## Information supplied
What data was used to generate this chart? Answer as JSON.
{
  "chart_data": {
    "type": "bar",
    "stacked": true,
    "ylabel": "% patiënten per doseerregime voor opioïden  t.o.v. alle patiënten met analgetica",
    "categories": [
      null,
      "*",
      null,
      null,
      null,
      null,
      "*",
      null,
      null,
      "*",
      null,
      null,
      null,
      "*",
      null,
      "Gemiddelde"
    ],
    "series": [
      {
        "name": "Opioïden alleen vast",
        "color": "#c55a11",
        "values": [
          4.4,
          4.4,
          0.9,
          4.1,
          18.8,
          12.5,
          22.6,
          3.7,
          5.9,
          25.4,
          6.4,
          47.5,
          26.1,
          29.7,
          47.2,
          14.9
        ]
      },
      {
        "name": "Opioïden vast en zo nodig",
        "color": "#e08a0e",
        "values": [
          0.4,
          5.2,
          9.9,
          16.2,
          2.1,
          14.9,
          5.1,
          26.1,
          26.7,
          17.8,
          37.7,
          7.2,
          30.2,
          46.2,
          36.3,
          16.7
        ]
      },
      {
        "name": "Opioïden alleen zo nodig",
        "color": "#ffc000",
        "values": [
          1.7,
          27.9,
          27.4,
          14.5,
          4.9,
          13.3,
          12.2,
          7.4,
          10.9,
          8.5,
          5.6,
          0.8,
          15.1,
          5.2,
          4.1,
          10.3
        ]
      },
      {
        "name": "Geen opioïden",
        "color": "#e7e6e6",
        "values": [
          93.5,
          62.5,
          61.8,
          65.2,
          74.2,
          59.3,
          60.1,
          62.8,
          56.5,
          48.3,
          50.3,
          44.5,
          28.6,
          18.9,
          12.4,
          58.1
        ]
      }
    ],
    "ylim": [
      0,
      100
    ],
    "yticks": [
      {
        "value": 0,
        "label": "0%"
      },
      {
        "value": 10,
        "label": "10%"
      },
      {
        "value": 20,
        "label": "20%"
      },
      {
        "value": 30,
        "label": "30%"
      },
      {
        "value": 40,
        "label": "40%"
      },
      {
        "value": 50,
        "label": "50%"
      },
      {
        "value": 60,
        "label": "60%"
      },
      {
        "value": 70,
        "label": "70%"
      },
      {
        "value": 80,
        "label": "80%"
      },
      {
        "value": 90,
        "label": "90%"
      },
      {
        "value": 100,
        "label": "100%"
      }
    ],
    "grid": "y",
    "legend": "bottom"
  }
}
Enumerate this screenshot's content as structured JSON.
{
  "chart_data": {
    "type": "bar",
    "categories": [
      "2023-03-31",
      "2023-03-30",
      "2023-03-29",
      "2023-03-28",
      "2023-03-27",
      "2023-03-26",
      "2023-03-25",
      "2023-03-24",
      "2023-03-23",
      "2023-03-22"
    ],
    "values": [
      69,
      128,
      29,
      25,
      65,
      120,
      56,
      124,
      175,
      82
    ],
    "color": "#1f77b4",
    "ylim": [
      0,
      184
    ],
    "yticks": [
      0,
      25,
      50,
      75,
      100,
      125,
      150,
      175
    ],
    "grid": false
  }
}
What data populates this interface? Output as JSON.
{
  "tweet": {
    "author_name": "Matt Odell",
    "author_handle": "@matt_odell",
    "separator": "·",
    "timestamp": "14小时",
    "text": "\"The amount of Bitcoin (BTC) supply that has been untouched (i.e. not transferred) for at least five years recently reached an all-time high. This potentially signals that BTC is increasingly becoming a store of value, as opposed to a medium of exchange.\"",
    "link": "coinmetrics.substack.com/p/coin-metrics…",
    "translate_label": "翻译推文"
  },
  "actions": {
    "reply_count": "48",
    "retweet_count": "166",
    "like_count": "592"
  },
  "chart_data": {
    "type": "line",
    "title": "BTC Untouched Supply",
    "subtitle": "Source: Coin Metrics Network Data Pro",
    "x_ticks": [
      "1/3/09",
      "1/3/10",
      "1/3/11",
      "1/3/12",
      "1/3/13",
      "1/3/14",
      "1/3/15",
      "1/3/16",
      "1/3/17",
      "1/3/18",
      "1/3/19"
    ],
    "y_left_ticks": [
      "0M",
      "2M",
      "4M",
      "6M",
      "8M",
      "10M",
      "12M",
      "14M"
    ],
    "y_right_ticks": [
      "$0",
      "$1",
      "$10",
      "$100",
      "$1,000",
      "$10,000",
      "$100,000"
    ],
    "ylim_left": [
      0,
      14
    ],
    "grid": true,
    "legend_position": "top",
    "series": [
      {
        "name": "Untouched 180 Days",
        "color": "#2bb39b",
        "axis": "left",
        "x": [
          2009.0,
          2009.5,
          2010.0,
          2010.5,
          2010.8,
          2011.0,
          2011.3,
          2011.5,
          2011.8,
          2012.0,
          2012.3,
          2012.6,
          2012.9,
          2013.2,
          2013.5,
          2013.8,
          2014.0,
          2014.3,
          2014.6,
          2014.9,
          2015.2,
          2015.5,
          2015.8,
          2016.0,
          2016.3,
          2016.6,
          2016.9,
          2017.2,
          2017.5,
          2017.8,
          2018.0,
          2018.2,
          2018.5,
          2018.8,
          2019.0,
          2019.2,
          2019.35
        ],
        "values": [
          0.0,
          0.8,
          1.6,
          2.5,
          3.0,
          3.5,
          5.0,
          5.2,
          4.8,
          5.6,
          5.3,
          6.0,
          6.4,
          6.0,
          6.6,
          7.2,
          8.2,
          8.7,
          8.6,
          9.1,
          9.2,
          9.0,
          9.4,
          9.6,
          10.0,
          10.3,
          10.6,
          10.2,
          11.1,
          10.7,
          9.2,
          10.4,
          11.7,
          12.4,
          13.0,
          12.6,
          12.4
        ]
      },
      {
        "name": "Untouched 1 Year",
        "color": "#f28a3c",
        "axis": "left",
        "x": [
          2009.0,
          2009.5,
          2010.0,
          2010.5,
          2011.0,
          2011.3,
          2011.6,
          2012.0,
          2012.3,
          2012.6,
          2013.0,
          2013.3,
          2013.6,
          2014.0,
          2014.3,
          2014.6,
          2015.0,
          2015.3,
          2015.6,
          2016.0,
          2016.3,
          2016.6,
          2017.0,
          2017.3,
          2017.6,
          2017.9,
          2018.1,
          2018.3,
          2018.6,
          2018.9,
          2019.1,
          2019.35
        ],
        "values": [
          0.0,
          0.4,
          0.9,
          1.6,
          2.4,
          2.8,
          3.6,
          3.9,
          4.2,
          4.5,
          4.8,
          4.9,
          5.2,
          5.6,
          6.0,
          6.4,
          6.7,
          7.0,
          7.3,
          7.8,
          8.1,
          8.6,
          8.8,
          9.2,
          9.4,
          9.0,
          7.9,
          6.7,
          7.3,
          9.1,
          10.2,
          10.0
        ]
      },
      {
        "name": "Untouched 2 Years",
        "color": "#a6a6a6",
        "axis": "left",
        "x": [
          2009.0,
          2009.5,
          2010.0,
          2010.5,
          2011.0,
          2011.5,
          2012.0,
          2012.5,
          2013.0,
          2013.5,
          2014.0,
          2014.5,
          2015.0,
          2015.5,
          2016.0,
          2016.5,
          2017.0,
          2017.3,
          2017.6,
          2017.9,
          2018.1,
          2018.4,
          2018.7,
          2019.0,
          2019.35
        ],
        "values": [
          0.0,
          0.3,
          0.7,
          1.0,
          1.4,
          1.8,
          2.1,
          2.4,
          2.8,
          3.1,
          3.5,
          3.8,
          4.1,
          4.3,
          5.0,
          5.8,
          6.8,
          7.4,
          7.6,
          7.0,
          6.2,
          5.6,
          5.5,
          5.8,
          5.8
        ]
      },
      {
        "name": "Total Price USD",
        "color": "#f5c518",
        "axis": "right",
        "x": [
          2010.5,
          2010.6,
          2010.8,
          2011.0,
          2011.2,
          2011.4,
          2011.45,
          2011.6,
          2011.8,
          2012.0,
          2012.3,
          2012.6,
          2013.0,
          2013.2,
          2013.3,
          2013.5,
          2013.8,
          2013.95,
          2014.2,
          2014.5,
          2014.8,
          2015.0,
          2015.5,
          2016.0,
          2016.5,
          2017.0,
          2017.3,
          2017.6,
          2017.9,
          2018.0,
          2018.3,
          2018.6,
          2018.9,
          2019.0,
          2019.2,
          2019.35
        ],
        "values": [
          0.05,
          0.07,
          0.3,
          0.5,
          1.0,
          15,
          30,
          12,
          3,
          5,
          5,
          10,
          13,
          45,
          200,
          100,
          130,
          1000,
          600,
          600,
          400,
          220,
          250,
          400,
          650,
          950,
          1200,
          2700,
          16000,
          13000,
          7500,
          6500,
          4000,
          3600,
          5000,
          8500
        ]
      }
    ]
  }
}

## Exercise instructions
Collect each line holding the string "alleen".

## Correct result
        "name": "Opioïden alleen vast",
        "name": "Opioïden alleen zo nodig",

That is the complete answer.